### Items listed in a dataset
-*-*-
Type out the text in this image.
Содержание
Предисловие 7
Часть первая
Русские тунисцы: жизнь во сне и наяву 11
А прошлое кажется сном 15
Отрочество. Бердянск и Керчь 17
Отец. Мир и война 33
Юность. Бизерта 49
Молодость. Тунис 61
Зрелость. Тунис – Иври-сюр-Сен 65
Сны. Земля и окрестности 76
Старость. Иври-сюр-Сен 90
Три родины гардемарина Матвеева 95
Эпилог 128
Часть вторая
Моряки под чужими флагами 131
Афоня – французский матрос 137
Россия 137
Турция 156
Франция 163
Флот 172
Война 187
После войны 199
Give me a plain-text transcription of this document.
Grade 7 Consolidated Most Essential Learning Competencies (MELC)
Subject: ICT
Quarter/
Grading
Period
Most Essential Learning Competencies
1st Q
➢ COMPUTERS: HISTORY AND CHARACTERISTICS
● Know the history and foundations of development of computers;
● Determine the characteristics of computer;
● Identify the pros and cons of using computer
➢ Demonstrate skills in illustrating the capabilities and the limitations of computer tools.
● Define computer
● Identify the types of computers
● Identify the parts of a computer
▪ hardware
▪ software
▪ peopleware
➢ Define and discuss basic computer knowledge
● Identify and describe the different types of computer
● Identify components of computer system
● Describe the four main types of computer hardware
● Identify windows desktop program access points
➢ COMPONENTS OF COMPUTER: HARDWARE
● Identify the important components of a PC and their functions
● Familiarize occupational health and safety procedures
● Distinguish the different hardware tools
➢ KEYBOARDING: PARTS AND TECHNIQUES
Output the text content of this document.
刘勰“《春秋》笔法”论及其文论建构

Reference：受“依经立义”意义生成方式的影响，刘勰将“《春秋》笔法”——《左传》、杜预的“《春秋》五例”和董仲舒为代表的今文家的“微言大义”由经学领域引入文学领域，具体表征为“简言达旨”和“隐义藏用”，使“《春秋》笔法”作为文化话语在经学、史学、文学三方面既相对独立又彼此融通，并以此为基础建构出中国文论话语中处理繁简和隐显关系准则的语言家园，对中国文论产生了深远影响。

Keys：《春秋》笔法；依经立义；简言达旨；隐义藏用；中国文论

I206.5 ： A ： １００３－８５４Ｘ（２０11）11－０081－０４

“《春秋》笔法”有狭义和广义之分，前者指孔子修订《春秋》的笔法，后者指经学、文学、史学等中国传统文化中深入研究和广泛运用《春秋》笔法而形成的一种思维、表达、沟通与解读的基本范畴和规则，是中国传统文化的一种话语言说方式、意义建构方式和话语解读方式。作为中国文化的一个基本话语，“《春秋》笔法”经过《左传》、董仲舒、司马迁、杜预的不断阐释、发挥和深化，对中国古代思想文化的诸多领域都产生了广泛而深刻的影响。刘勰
-*-*-
For this exercise, gather every line of the data that contains the word "依经立义".

### COMPLETE OUTPUT
Reference：受“依经立义”意义生成方式的影响，刘勰将“《春秋》笔法”——《左传》、杜预的“《春秋》五例”和董仲舒为代表的今文家的“微言大义”由经学领域引入文学领域，具体表征为“简言达旨”和“隐义藏用”，使“《春秋》笔法”作为文化话语在经学、史学、文学三方面既相对独立又彼此融通，并以此为基础建构出中国文论话语中处理繁简和隐显关系准则的语言家园，对中国文论产生了深远影响。
Keys：《春秋》笔法；依经立义；简言达旨；隐义藏用；中国文论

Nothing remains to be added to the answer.